Visual layout annotation records:
·····
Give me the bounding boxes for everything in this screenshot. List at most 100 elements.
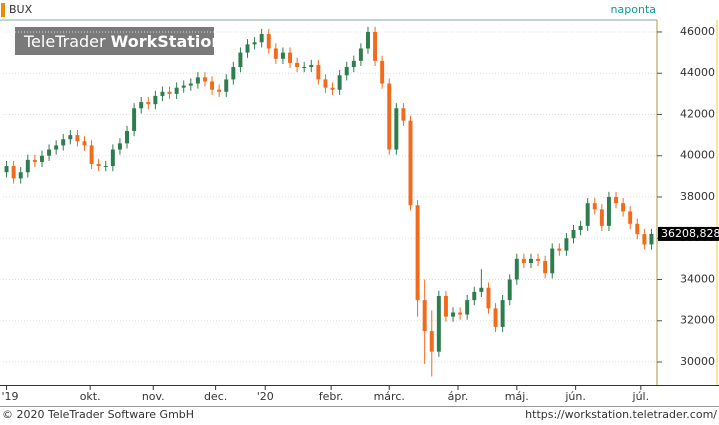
y-tick-label: 42000 — [680, 107, 715, 120]
candle-body — [486, 287, 491, 309]
candle-body — [224, 79, 229, 92]
candle-body — [465, 300, 470, 315]
candle-body — [4, 166, 9, 173]
candle-body — [550, 248, 555, 274]
candle-body — [528, 258, 533, 263]
candle-body — [557, 248, 562, 251]
candle-body — [493, 308, 498, 327]
candle-body — [210, 81, 215, 90]
candle-body — [514, 258, 519, 280]
candle-body — [394, 108, 399, 150]
candle-body — [380, 60, 385, 84]
candle-body — [309, 64, 314, 68]
candle-body — [61, 139, 66, 146]
candle-body — [302, 67, 307, 69]
candle-body — [642, 234, 647, 245]
candle-body — [75, 135, 80, 142]
candle-body — [132, 108, 137, 131]
candle-body — [429, 331, 434, 352]
candle-body — [160, 91, 165, 96]
candle-body — [351, 60, 356, 68]
candle-body — [401, 108, 406, 121]
x-tick-label: febr. — [319, 390, 344, 403]
candle-body — [479, 287, 484, 292]
candle-body — [245, 44, 250, 53]
y-tick-label: 40000 — [680, 149, 715, 162]
candle-body — [649, 233, 654, 245]
symbol-marker — [1, 3, 5, 17]
candle-body — [47, 149, 52, 156]
x-tick-label: ápr. — [448, 390, 469, 403]
x-tick-label: jún. — [564, 390, 586, 403]
candle-body — [117, 143, 122, 150]
candle-body — [415, 205, 420, 301]
candle-body — [146, 102, 151, 105]
candle-body — [288, 52, 293, 63]
x-tick-label: '20 — [257, 390, 274, 403]
x-tick-label: okt. — [80, 390, 101, 403]
candle-body — [408, 120, 413, 206]
y-tick-label: 32000 — [680, 314, 715, 327]
watermark-word: WorkStation — [111, 32, 223, 51]
copyright: © 2020 TeleTrader Software GmbH — [2, 408, 194, 421]
candle-body — [422, 300, 427, 332]
candle-body — [280, 52, 285, 59]
candle-body — [451, 312, 456, 317]
candle-body — [181, 85, 186, 88]
candle-body — [125, 130, 130, 144]
candle-body — [337, 75, 342, 90]
candle-body — [188, 83, 193, 86]
candle-body — [436, 295, 441, 352]
candle-body — [472, 291, 477, 301]
watermark: TeleTrader WorkStation — [23, 32, 223, 51]
candle-body — [323, 79, 328, 88]
candle-body — [25, 159, 30, 173]
candle-body — [32, 159, 37, 162]
candle-body — [252, 42, 257, 45]
candle-body — [443, 295, 448, 317]
candle-body — [585, 203, 590, 226]
candle-body — [614, 196, 619, 204]
candle-body — [153, 95, 158, 105]
candle-body — [82, 141, 87, 146]
candle-body — [358, 48, 363, 61]
candle-body — [139, 102, 144, 109]
candle-body — [273, 48, 278, 59]
last-value-box — [658, 226, 719, 241]
candle-body — [458, 312, 463, 315]
y-tick-label: 30000 — [680, 355, 715, 368]
x-tick-label: dec. — [204, 390, 227, 403]
candle-body — [195, 77, 200, 84]
interval: naponta — [611, 3, 656, 16]
candle-body — [635, 223, 640, 235]
candle-body — [521, 258, 526, 263]
candle-body — [217, 89, 222, 92]
candle-body — [606, 196, 611, 226]
candle-body — [167, 91, 172, 94]
candle-body — [202, 77, 207, 82]
candle-body — [344, 67, 349, 76]
candle-body — [11, 166, 16, 179]
last-value-label: 36208,828 — [661, 227, 719, 240]
candle-body — [238, 52, 243, 68]
candle-body — [571, 229, 576, 239]
y-tick-label: 38000 — [680, 190, 715, 203]
candle-body — [500, 300, 505, 327]
candle-body — [18, 172, 23, 179]
y-tick-label: 44000 — [680, 66, 715, 79]
candle-body — [592, 203, 597, 210]
candle-body — [96, 163, 101, 167]
candle-body — [103, 166, 108, 168]
candle-body — [39, 155, 44, 162]
candle-body — [536, 258, 541, 261]
candle-body — [54, 145, 59, 150]
candle-body — [507, 279, 512, 301]
candle-body — [365, 31, 370, 49]
candle-body — [295, 62, 300, 68]
candle-body — [564, 238, 569, 251]
candle-body — [373, 31, 378, 61]
candle-body — [174, 87, 179, 94]
y-tick-label: 46000 — [680, 25, 715, 38]
x-tick-label: júl. — [632, 390, 650, 403]
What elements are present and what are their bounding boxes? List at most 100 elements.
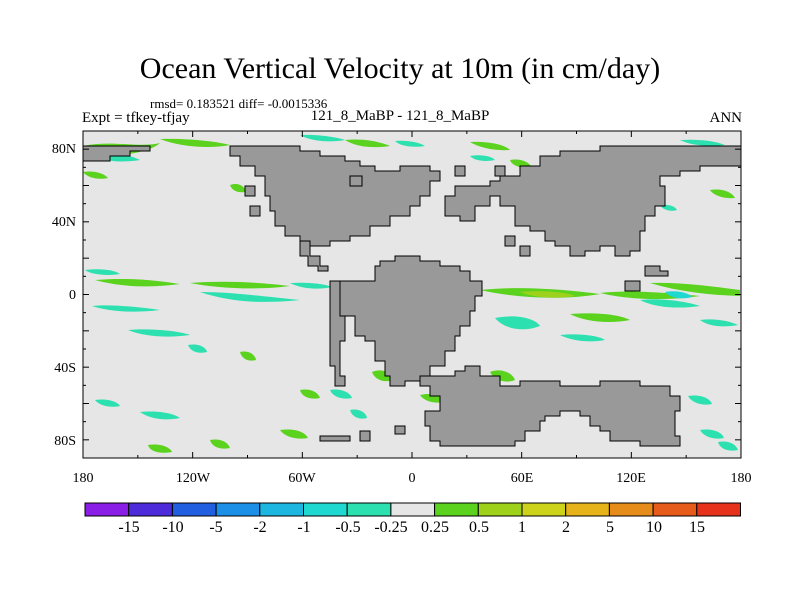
- land-island: [519, 245, 531, 257]
- field-patch: [350, 409, 367, 419]
- field-patch: [560, 334, 605, 342]
- lon-tick-label: 120E: [616, 471, 646, 486]
- case-label: 121_8_MaBP - 121_8_MaBP: [310, 108, 490, 124]
- season-label: ANN: [709, 110, 743, 126]
- field-patch: [710, 189, 735, 199]
- field-patch: [345, 139, 390, 148]
- field-patch: [330, 389, 352, 399]
- colorbar-swatch: [303, 502, 348, 517]
- lon-tick-label: 60W: [288, 471, 316, 486]
- colorbar-label: 15: [689, 519, 705, 536]
- colorbar-swatch: [84, 502, 130, 517]
- field-patch: [85, 269, 120, 275]
- lat-tick-label: 40N: [52, 215, 76, 230]
- land-north-america: [229, 145, 441, 247]
- field-patch: [230, 183, 246, 193]
- lon-tick-label: 0: [409, 471, 416, 486]
- land-island: [349, 175, 363, 187]
- colorbar-swatch: [434, 502, 479, 517]
- lat-tick-label: 80N: [52, 142, 76, 157]
- map-title: Ocean Vertical Velocity at 10m (in cm/da…: [139, 52, 661, 85]
- field-patch: [650, 282, 740, 296]
- land-island: [394, 425, 406, 435]
- field-patch: [128, 329, 190, 337]
- colorbar-labels: -15 -10 -5 -2 -1 -0.5 -0.25 0.25 0.5 1 2…: [118, 519, 705, 536]
- colorbar-swatch: [652, 502, 698, 517]
- field-patch: [92, 305, 160, 312]
- land-central-america: [299, 240, 329, 272]
- lon-axis-labels: 180 120W 60W 0 60E 120E 180: [73, 471, 752, 486]
- lat-axis-labels: 80N 40N 0 40S 80S: [52, 142, 76, 449]
- colorbar-swatch: [696, 502, 741, 517]
- field-patch: [160, 138, 230, 147]
- land-island: [454, 165, 466, 177]
- lon-tick-label: 60E: [511, 471, 534, 486]
- field-patch: [495, 316, 540, 330]
- field-patch: [83, 171, 108, 179]
- field-patch: [280, 429, 308, 439]
- colorbar-label: -2: [253, 519, 266, 536]
- colorbar-swatch: [171, 502, 217, 517]
- lat-tick-label: 0: [69, 288, 76, 303]
- field-patch: [520, 291, 575, 298]
- lon-tick-label: 180: [73, 471, 94, 486]
- land-island: [494, 165, 506, 177]
- colorbar-label: 0.25: [421, 519, 449, 536]
- colorbar-label: 1: [518, 519, 526, 536]
- field-patch: [140, 411, 180, 420]
- lon-tick-label: 180: [731, 471, 752, 486]
- colorbar-label: -1: [297, 519, 310, 536]
- land-island: [624, 280, 641, 292]
- colorbar-swatch: [390, 502, 436, 517]
- field-patch: [700, 429, 724, 439]
- colorbar-swatch: [215, 502, 261, 517]
- colorbar-label: -0.5: [335, 519, 360, 536]
- colorbar-label: 2: [562, 519, 570, 536]
- lat-tick-label: 40S: [54, 361, 76, 376]
- lon-tick-label: 120W: [176, 471, 211, 486]
- field-patch: [688, 395, 712, 405]
- field-patch: [490, 370, 515, 382]
- colorbar-swatch: [608, 502, 654, 517]
- field-patch: [665, 291, 692, 299]
- land-southern-continent: [419, 365, 681, 447]
- land-island: [319, 435, 351, 442]
- stats-line: rmsd= 0.183521 diff= -0.0015336: [150, 96, 328, 111]
- field-patch: [210, 439, 230, 449]
- colorbar-label: 0.5: [469, 519, 489, 536]
- experiment-label: Expt = tfkey-tfjay: [82, 110, 190, 126]
- colorbar-label: -5: [209, 519, 222, 536]
- land-eurasia: [444, 145, 742, 257]
- field-patch: [190, 281, 290, 289]
- field-patch: [570, 313, 630, 322]
- field-patch: [95, 278, 180, 287]
- field-patch: [300, 389, 320, 399]
- field-patch: [470, 141, 510, 151]
- field-patch: [700, 319, 738, 327]
- colorbar-swatch: [521, 502, 567, 517]
- field-patch: [640, 299, 700, 308]
- field-patch: [148, 444, 172, 453]
- colorbar-label: -10: [162, 519, 183, 536]
- field-patch: [395, 140, 425, 147]
- colorbar-label: -0.25: [374, 519, 407, 536]
- colorbar-label: -15: [118, 519, 139, 536]
- land-masses: [82, 145, 742, 447]
- field-patch: [718, 441, 738, 451]
- land-island: [644, 265, 669, 277]
- field-patch: [200, 292, 300, 302]
- land-greenland: [82, 145, 151, 162]
- field-patch: [290, 282, 332, 289]
- colorbar: [84, 502, 741, 517]
- colorbar-swatch: [477, 502, 523, 517]
- land-island: [504, 235, 516, 247]
- colorbar-swatch: [565, 502, 610, 517]
- map-panel: [82, 130, 742, 459]
- field-patch: [680, 139, 725, 146]
- field-patch: [300, 134, 345, 142]
- lat-tick-label: 80S: [54, 434, 76, 449]
- colorbar-label: 5: [606, 519, 614, 536]
- colorbar-label: 10: [646, 519, 662, 536]
- land-island: [249, 205, 261, 217]
- field-patch: [188, 344, 207, 353]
·····
*Instruction*: Update the records from the line with "- land-island: [519, 245, 531, 257]" up to and including the line with "- field-patch: [92, 305, 160, 312]", changing "land-island" to "island" and keeping everything else the same. Return only those lines.

*Response*:
- island: [519, 245, 531, 257]
- field-patch: [350, 409, 367, 419]
- field-patch: [560, 334, 605, 342]
- lon-tick-label: 120E: [616, 471, 646, 486]
- case-label: 121_8_MaBP - 121_8_MaBP: [310, 108, 490, 124]
- season-label: ANN: [709, 110, 743, 126]
- field-patch: [710, 189, 735, 199]
- field-patch: [345, 139, 390, 148]
- field-patch: [330, 389, 352, 399]
- colorbar-swatch: [303, 502, 348, 517]
- lon-tick-label: 60W: [288, 471, 316, 486]
- colorbar-label: 15: [689, 519, 705, 536]
- colorbar-swatch: [84, 502, 130, 517]
- field-patch: [85, 269, 120, 275]
- lat-tick-label: 40N: [52, 215, 76, 230]
- land-north-america: [229, 145, 441, 247]
- field-patch: [230, 183, 246, 193]
- lon-tick-label: 0: [409, 471, 416, 486]
- island: [349, 175, 363, 187]
- colorbar-swatch: [434, 502, 479, 517]
- lat-tick-label: 80N: [52, 142, 76, 157]
- map-title: Ocean Vertical Velocity at 10m (in cm/da…: [139, 52, 661, 85]
- field-patch: [650, 282, 740, 296]
- island: [394, 425, 406, 435]
- field-patch: [128, 329, 190, 337]
- colorbar-labels: -15 -10 -5 -2 -1 -0.5 -0.25 0.25 0.5 1 2…: [118, 519, 705, 536]
- colorbar-swatch: [652, 502, 698, 517]
- field-patch: [92, 305, 160, 312]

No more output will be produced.